* Task to complete: Copy every line of the entries below word for word.

* Exercise input:
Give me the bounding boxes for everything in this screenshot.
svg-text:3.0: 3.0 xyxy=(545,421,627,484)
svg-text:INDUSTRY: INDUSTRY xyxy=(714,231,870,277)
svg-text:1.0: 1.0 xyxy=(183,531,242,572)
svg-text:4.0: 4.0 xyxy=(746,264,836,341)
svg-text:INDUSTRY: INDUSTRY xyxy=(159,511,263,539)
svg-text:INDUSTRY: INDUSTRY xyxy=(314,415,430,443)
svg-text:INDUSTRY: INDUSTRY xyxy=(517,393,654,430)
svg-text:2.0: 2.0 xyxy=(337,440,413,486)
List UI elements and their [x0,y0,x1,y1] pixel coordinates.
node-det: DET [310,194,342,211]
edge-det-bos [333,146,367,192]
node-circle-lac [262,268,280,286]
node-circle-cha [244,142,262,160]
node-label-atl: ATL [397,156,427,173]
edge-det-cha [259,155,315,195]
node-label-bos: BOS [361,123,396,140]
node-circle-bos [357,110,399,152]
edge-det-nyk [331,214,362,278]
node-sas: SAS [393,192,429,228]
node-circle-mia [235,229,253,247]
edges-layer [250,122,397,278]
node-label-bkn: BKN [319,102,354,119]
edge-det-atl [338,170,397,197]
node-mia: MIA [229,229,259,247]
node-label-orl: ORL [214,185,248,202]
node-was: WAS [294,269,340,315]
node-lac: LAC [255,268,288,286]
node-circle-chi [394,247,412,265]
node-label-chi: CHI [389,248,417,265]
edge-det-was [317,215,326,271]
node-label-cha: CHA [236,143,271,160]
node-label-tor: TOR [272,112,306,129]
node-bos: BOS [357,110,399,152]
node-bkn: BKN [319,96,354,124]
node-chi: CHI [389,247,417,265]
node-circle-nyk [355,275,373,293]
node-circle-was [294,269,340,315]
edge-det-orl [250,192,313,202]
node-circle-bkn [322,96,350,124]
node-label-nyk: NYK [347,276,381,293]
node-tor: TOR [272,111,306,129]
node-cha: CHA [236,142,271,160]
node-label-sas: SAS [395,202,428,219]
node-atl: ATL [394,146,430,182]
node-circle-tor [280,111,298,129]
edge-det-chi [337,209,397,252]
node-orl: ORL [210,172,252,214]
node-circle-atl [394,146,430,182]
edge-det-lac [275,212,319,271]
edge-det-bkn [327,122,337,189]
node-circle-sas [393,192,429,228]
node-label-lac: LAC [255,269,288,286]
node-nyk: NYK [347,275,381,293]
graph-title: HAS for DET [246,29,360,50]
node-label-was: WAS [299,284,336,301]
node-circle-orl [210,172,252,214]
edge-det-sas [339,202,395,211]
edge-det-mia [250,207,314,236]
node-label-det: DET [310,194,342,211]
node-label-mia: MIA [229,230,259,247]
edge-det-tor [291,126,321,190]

* Result:
Give me the bounding boxes for everything in this screenshot.
svg-text:3.0: 3.0 xyxy=(545,421,627,484)
svg-text:INDUSTRY: INDUSTRY xyxy=(714,231,870,277)
svg-text:1.0: 1.0 xyxy=(183,531,242,572)
svg-text:4.0: 4.0 xyxy=(746,264,836,341)
svg-text:INDUSTRY: INDUSTRY xyxy=(159,511,263,539)
svg-text:INDUSTRY: INDUSTRY xyxy=(314,415,430,443)
svg-text:INDUSTRY: INDUSTRY xyxy=(517,393,654,430)
svg-text:2.0: 2.0 xyxy=(337,440,413,486)
List UI elements and their [x0,y0,x1,y1] pixel coordinates.
node-det: DET [310,194,342,211]
edge-det-bos [333,146,367,192]
node-circle-lac [262,268,280,286]
node-circle-cha [244,142,262,160]
node-label-atl: ATL [397,156,427,173]
edge-det-cha [259,155,315,195]
node-label-bos: BOS [361,123,396,140]
node-circle-bos [357,110,399,152]
edge-det-nyk [331,214,362,278]
node-sas: SAS [393,192,429,228]
node-circle-mia [235,229,253,247]
edges-layer [250,122,397,278]
node-label-bkn: BKN [319,102,354,119]
edge-det-atl [338,170,397,197]
node-mia: MIA [229,229,259,247]
node-label-orl: ORL [214,185,248,202]
node-was: WAS [294,269,340,315]
node-lac: LAC [255,268,288,286]
node-circle-chi [394,247,412,265]
node-label-chi: CHI [389,248,417,265]
edge-det-was [317,215,326,271]
node-label-cha: CHA [236,143,271,160]
node-label-tor: TOR [272,112,306,129]
node-bos: BOS [357,110,399,152]
node-bkn: BKN [319,96,354,124]
node-chi: CHI [389,247,417,265]
node-circle-nyk [355,275,373,293]
node-circle-was [294,269,340,315]
edge-det-orl [250,192,313,202]
node-circle-bkn [322,96,350,124]
node-label-nyk: NYK [347,276,381,293]
node-tor: TOR [272,111,306,129]
node-cha: CHA [236,142,271,160]
node-label-sas: SAS [395,202,428,219]
node-atl: ATL [394,146,430,182]
node-circle-tor [280,111,298,129]
edge-det-chi [337,209,397,252]
node-orl: ORL [210,172,252,214]
node-circle-atl [394,146,430,182]
edge-det-lac [275,212,319,271]
edge-det-bkn [327,122,337,189]
node-circle-sas [393,192,429,228]
node-label-lac: LAC [255,269,288,286]
node-nyk: NYK [347,275,381,293]
graph-title: HAS for DET [246,29,360,50]
node-label-was: WAS [299,284,336,301]
node-circle-orl [210,172,252,214]
edge-det-sas [339,202,395,211]
edge-det-mia [250,207,314,236]
node-label-det: DET [310,194,342,211]
node-label-mia: MIA [229,230,259,247]
edge-det-tor [291,126,321,190]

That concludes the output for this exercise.